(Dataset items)
* * * * *

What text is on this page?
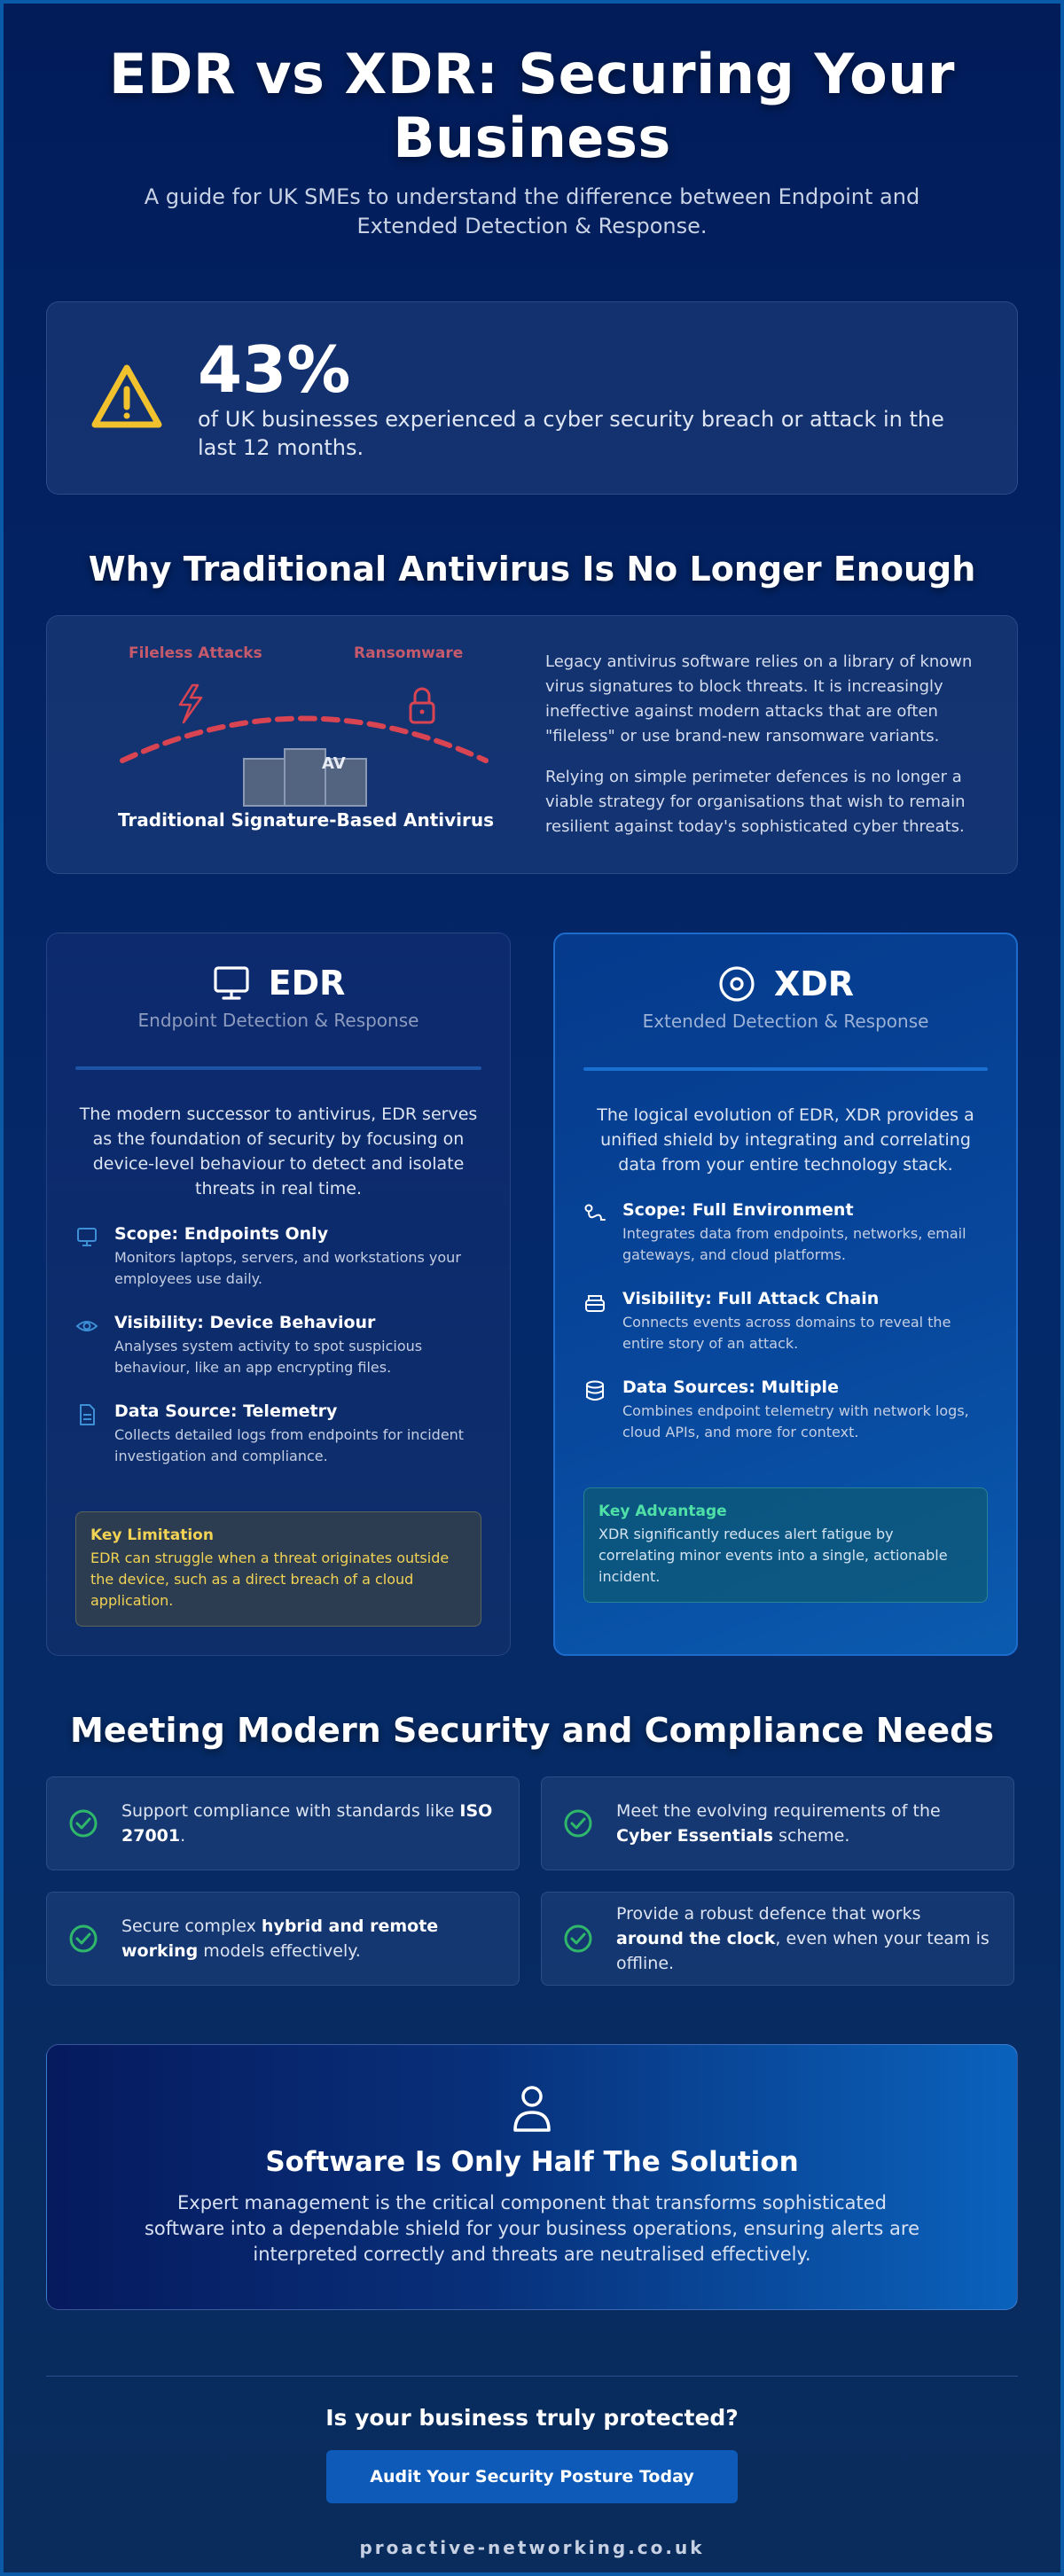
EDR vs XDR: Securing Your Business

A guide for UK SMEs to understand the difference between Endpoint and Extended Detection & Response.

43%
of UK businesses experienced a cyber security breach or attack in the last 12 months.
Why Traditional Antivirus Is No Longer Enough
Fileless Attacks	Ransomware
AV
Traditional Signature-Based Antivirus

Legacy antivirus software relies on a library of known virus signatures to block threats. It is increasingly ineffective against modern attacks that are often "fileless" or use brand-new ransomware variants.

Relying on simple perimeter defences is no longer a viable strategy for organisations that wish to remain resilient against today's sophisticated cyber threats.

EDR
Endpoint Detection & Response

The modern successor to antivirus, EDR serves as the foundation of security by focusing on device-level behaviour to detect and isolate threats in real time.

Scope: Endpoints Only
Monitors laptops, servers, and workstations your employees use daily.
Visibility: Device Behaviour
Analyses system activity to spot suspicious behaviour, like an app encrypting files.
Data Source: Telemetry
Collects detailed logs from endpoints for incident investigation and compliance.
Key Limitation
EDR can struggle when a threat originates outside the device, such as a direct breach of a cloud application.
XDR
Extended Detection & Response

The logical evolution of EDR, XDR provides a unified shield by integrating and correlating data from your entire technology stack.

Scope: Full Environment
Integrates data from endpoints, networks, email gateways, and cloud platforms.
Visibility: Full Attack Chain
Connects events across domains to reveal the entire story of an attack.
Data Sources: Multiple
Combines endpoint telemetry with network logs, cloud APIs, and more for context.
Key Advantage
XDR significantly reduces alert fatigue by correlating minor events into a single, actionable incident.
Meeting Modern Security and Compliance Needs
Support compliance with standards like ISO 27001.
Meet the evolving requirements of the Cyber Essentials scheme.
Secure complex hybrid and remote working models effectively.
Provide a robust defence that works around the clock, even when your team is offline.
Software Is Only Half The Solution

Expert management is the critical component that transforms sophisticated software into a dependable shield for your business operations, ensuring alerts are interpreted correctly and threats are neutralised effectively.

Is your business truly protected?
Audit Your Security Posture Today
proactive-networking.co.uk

* * * * *

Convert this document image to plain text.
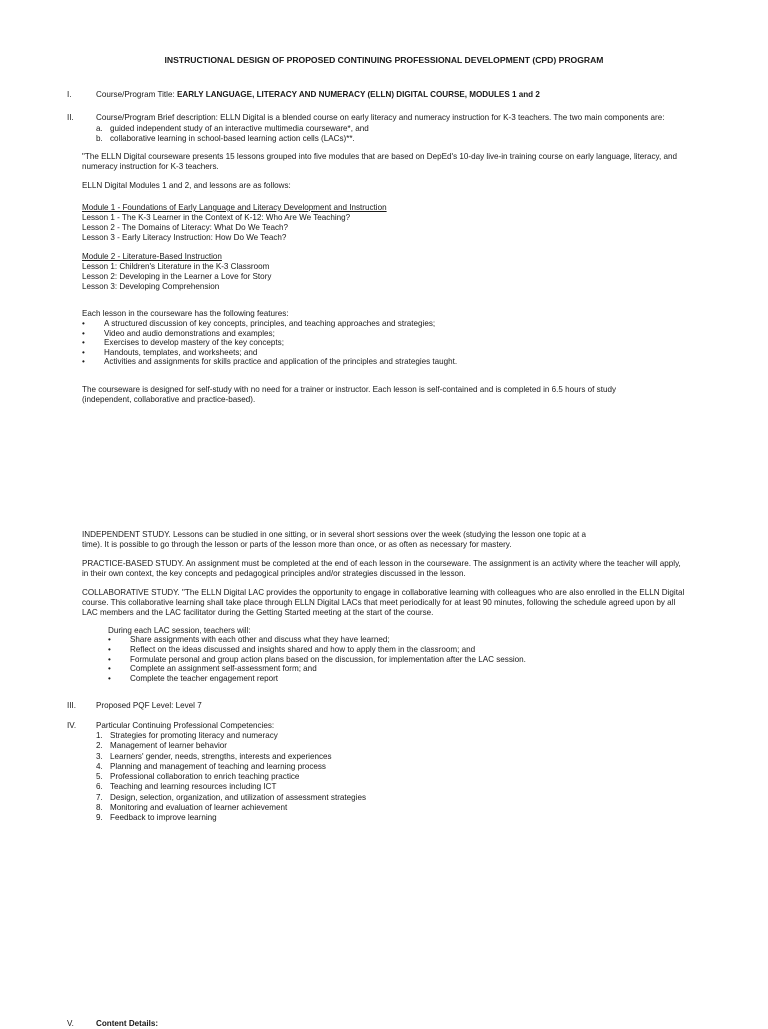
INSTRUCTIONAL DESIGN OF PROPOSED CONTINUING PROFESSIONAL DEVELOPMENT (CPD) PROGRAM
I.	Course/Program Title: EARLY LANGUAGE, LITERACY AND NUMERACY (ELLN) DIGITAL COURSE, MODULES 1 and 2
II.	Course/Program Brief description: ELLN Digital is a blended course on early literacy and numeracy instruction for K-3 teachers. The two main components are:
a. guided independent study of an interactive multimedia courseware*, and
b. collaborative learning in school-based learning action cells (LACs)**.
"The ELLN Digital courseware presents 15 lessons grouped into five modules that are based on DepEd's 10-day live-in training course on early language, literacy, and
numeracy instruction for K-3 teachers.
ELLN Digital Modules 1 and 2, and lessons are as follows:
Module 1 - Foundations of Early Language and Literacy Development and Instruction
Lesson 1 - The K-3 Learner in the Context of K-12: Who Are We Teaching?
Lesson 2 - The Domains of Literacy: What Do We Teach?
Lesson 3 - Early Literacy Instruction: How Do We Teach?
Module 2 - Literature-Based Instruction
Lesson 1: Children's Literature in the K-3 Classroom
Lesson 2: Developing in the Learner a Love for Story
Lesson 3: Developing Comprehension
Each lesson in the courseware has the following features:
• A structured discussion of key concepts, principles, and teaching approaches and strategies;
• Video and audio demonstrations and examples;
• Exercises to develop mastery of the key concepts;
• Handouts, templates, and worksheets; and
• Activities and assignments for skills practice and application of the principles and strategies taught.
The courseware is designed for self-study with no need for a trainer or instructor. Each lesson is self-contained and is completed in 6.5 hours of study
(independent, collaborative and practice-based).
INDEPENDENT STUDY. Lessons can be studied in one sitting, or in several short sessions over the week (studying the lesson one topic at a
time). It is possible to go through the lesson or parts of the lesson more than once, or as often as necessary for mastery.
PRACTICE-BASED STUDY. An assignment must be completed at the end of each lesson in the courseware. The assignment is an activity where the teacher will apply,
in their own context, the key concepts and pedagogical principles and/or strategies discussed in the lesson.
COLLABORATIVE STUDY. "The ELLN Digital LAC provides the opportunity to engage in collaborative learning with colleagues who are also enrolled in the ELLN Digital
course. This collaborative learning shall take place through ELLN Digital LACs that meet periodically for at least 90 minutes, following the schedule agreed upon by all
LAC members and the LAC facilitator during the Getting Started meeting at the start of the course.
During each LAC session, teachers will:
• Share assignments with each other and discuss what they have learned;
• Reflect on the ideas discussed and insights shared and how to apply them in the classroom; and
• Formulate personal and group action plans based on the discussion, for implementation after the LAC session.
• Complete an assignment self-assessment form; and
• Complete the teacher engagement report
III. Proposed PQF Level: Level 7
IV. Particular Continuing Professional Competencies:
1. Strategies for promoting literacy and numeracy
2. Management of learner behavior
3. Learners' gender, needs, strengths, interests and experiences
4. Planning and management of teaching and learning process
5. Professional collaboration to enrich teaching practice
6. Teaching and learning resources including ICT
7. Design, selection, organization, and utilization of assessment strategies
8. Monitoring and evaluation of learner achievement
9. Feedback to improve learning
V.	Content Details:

* * * * *

## ASSIGNMENT
The answer must be every line of the records above that holds the word "teachers".

## ANSWER FOR THIS EXERCISE
II.	Course/Program Brief description: ELLN Digital is a blended course on early literacy and numeracy instruction for K-3 teachers. The two main components are:
numeracy instruction for K-3 teachers.
During each LAC session, teachers will:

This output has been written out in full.